A run of records:
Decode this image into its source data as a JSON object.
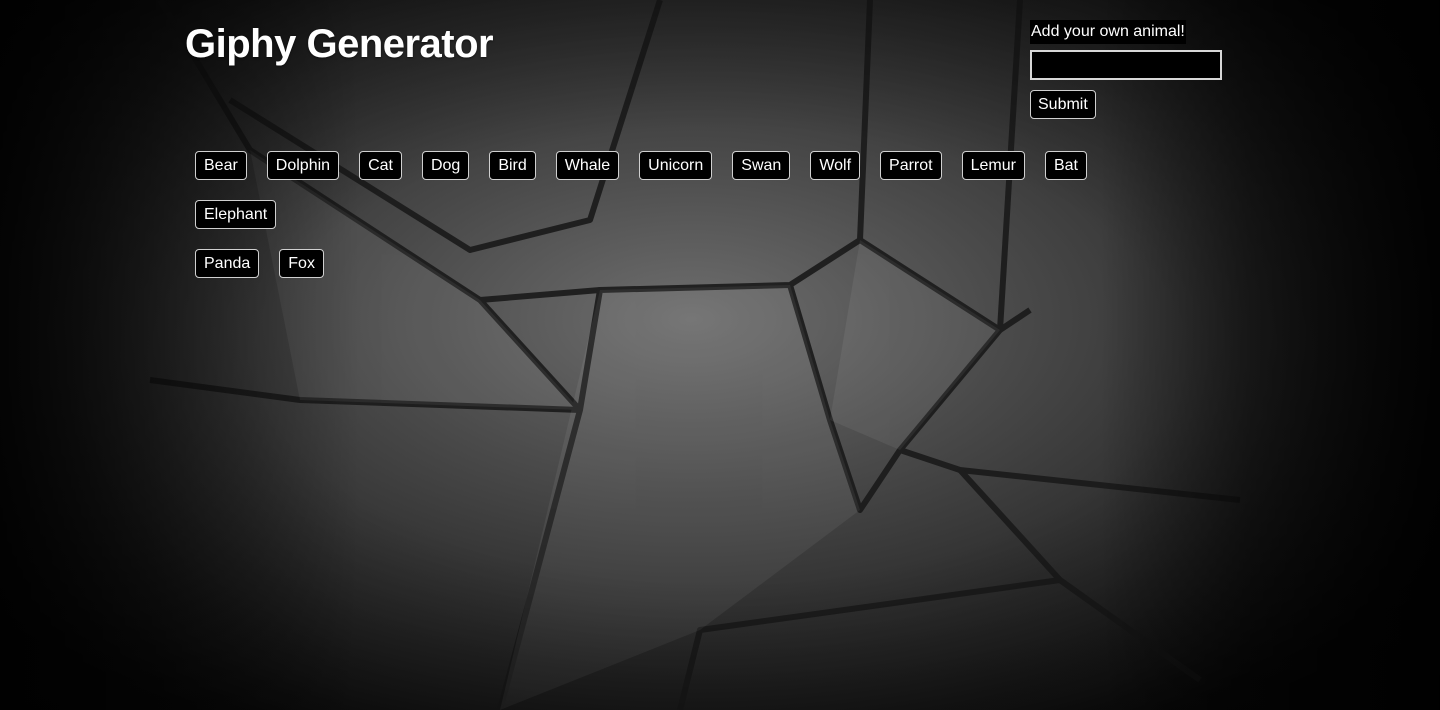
{
  "header": {
    "title": "Giphy Generator"
  },
  "add_form": {
    "label": "Add your own animal!",
    "input_value": "",
    "submit_label": "Submit"
  },
  "animals": [
    "Bear",
    "Dolphin",
    "Cat",
    "Dog",
    "Bird",
    "Whale",
    "Unicorn",
    "Swan",
    "Wolf",
    "Parrot",
    "Lemur",
    "Bat",
    "Elephant",
    "Panda",
    "Fox"
  ],
  "colors": {
    "button_background": "#000000",
    "button_text": "#ffffff",
    "button_border": "#d0d0d0"
  }
}
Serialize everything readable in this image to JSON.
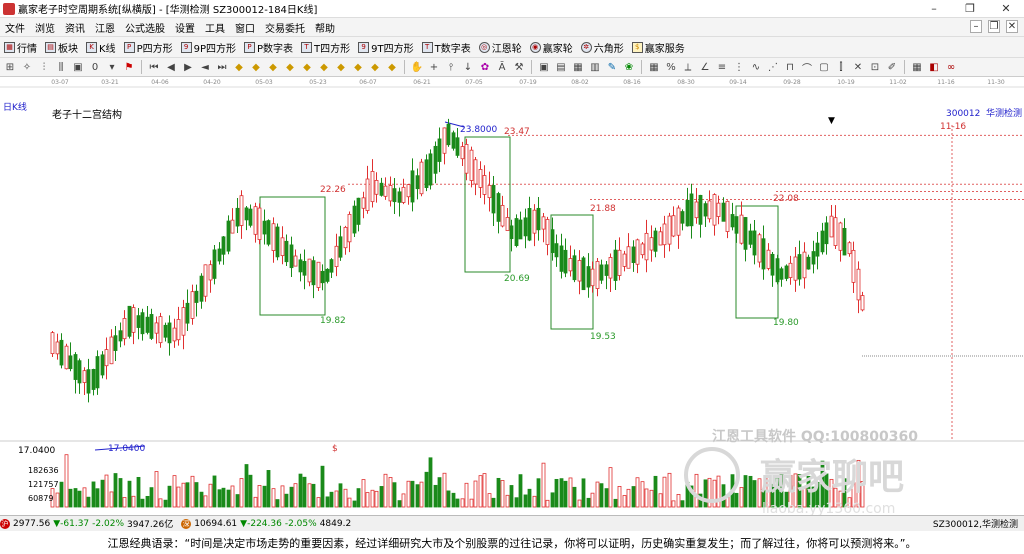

= Task statement =
Give an exact reproduction of every line, leaving out any picture.

= Solution to this exercise =
Decode this image into its source data as a JSON object.
{
  "header": {
    "title": "Giphy Generator"
  },
  "add_form": {
    "label": "Add your own animal!",
    "input_value": "",
    "submit_label": "Submit"
  },
  "animals": [
    "Bear",
    "Dolphin",
    "Cat",
    "Dog",
    "Bird",
    "Whale",
    "Unicorn",
    "Swan",
    "Wolf",
    "Parrot",
    "Lemur",
    "Bat",
    "Elephant",
    "Panda",
    "Fox"
  ],
  "colors": {
    "button_background": "#000000",
    "button_text": "#ffffff",
    "button_border": "#d0d0d0"
  }
}
Serialize everything readable in this image to JSON.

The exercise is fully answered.